● What to produce: From the entries provided below, copy each line that contains the word "NILESH".

● Data extract:
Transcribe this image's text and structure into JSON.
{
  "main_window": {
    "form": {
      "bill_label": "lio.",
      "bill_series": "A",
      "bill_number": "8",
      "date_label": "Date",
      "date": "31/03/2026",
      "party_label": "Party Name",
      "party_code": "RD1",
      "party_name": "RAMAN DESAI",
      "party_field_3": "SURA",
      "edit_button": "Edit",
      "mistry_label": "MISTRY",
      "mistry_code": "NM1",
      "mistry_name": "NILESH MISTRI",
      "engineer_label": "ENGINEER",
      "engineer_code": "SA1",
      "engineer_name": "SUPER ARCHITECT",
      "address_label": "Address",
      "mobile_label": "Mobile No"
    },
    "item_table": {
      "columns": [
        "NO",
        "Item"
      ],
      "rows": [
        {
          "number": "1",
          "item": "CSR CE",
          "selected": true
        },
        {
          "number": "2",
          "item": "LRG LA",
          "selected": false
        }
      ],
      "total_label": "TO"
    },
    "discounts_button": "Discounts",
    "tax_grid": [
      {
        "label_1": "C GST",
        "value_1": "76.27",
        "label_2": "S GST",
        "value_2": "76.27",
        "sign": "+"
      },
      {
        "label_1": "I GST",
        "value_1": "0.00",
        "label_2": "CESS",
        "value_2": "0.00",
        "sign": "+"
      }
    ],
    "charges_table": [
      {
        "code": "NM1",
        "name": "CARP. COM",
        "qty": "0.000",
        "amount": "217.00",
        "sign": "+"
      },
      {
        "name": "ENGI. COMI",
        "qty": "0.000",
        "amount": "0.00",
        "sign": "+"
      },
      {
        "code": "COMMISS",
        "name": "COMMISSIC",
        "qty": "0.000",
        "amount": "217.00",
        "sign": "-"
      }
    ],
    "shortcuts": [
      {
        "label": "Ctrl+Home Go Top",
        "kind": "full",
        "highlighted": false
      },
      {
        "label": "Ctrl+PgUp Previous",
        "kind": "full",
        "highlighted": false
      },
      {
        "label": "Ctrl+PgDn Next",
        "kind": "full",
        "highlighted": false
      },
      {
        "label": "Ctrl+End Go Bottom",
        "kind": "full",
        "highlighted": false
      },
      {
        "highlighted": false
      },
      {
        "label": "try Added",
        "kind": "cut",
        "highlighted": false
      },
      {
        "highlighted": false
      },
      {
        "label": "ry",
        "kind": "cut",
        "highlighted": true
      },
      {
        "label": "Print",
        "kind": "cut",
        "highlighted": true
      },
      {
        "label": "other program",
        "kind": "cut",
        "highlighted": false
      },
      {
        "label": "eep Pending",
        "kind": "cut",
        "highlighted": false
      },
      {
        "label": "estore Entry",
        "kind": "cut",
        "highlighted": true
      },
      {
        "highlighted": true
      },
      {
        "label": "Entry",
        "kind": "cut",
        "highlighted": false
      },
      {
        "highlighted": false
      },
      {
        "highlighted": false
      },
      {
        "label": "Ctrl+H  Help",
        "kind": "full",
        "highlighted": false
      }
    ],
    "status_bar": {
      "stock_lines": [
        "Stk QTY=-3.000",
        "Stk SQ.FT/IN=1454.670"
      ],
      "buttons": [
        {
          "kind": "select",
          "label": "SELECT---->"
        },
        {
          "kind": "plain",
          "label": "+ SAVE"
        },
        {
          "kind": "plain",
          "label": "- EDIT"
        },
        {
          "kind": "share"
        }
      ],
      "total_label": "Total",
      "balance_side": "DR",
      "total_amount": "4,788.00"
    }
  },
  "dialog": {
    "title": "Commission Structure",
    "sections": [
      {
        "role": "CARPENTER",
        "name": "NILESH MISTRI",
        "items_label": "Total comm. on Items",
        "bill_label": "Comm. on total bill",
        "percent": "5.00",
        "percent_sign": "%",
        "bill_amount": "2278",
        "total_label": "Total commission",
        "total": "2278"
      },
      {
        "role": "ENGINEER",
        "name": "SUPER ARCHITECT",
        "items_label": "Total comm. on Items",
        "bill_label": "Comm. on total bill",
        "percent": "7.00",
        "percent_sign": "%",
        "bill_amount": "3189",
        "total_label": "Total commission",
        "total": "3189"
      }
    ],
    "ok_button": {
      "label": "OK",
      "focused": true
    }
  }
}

● Response to the exercise:
      "mistry_name": "NILESH MISTRI",
        "name": "NILESH MISTRI",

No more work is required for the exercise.